What is being asked: Across the entries below, count the lines in which the word "已知向量" occurs. Reply with the count alone.

◇ ◇ ◇ ◇ ◇

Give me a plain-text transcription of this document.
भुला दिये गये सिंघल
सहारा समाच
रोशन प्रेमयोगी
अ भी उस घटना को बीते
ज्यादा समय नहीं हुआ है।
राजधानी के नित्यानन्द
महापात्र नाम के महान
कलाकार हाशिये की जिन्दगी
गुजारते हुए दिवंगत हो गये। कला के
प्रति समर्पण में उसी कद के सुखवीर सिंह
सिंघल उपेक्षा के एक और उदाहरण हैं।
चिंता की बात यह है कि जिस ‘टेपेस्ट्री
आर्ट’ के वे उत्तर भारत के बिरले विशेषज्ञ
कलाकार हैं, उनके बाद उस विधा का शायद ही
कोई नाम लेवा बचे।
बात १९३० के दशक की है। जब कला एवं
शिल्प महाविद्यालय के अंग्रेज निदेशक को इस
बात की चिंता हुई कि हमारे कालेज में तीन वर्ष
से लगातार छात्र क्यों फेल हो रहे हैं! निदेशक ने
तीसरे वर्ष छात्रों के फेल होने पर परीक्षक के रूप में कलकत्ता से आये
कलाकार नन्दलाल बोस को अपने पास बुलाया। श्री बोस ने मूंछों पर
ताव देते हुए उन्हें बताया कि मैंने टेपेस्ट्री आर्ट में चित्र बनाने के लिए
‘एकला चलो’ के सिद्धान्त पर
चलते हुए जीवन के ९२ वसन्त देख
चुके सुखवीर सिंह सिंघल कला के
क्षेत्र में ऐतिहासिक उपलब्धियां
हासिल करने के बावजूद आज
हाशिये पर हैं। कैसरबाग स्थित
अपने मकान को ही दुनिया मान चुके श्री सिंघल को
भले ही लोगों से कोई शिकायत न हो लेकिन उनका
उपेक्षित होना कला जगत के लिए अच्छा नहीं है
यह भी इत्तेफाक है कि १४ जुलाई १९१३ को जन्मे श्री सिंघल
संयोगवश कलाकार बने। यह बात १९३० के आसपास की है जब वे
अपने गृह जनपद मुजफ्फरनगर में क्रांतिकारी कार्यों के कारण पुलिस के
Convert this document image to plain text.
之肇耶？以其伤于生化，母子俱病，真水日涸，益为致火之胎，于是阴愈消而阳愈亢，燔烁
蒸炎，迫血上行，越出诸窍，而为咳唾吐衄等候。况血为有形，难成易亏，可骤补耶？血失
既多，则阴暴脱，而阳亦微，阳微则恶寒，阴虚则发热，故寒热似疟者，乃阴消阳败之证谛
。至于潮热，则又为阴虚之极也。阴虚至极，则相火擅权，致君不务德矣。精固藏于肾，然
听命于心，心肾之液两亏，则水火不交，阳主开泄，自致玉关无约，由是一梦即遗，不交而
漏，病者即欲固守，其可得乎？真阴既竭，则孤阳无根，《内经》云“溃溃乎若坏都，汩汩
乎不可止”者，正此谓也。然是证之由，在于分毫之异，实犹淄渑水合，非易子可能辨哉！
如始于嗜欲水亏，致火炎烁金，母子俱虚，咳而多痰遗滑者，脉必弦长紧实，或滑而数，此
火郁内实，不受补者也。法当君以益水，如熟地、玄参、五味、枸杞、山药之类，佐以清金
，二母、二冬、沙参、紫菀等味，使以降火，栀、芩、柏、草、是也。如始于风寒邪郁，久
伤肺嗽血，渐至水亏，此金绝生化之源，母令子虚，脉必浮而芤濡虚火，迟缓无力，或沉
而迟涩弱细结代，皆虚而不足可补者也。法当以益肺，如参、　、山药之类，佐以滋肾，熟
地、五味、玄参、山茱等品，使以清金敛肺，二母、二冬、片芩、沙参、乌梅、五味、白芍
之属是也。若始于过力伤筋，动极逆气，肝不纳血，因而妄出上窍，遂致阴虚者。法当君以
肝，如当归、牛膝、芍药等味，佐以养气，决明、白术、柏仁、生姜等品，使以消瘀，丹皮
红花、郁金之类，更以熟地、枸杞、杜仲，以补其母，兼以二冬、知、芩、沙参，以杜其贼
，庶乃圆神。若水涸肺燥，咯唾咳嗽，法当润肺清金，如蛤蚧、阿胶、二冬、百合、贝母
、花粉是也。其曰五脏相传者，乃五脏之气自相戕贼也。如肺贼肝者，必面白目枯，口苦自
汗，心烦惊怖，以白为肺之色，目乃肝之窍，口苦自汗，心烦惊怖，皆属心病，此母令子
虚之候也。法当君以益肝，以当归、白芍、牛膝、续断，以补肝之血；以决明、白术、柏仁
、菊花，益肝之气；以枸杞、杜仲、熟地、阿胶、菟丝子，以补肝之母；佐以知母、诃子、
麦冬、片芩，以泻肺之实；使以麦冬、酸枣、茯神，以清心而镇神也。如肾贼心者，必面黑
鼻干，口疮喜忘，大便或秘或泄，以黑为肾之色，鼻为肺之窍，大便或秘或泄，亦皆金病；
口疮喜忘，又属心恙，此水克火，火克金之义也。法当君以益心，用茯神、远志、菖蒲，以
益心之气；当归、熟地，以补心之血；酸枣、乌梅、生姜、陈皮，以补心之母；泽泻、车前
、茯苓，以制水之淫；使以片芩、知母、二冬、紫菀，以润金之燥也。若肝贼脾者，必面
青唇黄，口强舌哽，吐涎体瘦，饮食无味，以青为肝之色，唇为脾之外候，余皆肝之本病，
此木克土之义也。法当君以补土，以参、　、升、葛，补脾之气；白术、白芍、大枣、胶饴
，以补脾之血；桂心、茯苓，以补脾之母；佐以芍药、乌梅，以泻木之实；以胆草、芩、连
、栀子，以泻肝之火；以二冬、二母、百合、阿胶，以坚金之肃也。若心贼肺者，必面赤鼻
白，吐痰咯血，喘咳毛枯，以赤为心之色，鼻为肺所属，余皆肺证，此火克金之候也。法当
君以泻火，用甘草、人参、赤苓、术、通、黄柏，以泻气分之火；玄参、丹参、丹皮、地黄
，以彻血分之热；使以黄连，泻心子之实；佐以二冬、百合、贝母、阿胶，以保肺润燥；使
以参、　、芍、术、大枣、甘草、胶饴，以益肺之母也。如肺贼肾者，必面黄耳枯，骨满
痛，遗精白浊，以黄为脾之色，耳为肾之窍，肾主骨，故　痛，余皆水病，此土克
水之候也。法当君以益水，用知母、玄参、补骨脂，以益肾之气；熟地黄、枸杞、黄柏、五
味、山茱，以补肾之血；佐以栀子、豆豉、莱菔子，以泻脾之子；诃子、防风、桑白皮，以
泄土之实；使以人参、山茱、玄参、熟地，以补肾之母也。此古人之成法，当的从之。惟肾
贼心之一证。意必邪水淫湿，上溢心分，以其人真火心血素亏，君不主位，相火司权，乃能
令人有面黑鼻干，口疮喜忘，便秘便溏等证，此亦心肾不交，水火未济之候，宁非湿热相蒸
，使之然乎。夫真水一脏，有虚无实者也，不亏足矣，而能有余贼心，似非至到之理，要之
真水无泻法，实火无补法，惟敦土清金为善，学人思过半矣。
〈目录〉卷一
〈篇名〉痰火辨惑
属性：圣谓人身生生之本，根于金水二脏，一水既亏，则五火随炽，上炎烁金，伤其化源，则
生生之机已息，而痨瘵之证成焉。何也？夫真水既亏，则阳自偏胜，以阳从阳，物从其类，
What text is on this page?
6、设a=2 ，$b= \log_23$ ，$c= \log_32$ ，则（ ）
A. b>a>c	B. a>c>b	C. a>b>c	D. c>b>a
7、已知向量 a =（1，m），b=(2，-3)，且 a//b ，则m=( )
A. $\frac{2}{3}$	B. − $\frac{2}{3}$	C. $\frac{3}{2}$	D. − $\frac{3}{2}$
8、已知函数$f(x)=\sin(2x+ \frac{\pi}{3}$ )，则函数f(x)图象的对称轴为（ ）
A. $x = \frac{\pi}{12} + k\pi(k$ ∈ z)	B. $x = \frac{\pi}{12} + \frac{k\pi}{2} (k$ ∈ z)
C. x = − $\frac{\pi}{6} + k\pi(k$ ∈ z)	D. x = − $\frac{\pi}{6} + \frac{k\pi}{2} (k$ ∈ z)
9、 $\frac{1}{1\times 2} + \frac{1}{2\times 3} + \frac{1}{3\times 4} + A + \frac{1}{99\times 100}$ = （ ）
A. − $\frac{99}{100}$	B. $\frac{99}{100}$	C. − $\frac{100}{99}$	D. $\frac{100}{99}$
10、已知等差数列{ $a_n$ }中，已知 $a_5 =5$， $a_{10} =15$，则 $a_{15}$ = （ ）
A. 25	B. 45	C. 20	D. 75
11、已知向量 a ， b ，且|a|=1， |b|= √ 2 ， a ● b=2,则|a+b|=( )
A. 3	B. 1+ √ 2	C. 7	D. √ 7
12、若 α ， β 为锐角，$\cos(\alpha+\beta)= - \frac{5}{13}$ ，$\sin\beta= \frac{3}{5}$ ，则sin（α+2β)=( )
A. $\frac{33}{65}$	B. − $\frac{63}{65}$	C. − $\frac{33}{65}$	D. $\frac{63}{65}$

◇ ◇ ◇ ◇ ◇

The output: 2